**Data for the task**
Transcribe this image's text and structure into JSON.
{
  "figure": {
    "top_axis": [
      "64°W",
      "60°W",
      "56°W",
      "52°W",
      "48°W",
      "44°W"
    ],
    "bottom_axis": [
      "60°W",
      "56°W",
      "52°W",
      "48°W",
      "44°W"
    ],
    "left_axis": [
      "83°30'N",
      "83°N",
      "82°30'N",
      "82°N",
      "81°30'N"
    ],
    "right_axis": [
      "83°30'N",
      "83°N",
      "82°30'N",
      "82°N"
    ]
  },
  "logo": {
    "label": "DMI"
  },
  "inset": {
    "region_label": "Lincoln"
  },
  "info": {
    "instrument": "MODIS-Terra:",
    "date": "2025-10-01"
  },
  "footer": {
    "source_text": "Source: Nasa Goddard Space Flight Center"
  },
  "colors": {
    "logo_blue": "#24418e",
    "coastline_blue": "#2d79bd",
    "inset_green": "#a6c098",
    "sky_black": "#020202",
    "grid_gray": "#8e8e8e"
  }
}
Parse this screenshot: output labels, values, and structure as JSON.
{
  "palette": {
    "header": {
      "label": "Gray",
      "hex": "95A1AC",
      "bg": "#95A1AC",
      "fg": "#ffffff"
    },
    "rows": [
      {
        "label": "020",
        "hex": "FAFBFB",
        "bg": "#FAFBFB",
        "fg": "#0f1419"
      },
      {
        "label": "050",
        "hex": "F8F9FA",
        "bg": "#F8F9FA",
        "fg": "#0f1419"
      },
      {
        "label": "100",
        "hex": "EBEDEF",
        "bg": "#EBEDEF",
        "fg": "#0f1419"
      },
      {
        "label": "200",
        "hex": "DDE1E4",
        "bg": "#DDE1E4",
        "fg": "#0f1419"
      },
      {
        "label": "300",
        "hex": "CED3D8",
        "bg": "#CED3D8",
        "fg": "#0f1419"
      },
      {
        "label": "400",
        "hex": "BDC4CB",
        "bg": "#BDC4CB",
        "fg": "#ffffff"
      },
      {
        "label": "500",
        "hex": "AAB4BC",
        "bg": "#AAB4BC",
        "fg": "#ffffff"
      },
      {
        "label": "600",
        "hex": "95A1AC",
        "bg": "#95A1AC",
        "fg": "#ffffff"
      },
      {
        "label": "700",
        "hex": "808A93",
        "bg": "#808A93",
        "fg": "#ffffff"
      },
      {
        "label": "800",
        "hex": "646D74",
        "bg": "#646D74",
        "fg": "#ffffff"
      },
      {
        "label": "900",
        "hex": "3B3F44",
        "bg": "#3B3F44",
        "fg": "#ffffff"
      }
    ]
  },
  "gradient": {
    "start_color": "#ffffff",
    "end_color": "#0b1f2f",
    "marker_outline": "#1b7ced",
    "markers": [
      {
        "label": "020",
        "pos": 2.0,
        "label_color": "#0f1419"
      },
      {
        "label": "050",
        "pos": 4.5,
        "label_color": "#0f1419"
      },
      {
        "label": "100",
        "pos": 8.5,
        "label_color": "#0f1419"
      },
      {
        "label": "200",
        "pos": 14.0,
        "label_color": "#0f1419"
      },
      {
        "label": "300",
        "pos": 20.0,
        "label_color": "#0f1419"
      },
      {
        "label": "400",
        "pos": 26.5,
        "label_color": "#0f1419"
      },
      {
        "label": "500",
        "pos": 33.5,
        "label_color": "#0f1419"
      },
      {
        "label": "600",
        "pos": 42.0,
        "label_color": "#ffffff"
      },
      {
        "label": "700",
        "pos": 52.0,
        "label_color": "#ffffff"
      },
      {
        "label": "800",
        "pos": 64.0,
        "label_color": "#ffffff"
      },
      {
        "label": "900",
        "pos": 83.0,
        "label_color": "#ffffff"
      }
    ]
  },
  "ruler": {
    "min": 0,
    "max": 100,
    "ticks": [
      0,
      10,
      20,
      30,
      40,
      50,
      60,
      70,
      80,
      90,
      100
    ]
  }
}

**Work required**
Identify the lines in the records above that contain the word "this", then state how many there are and nothing more.

**Exercise output**
2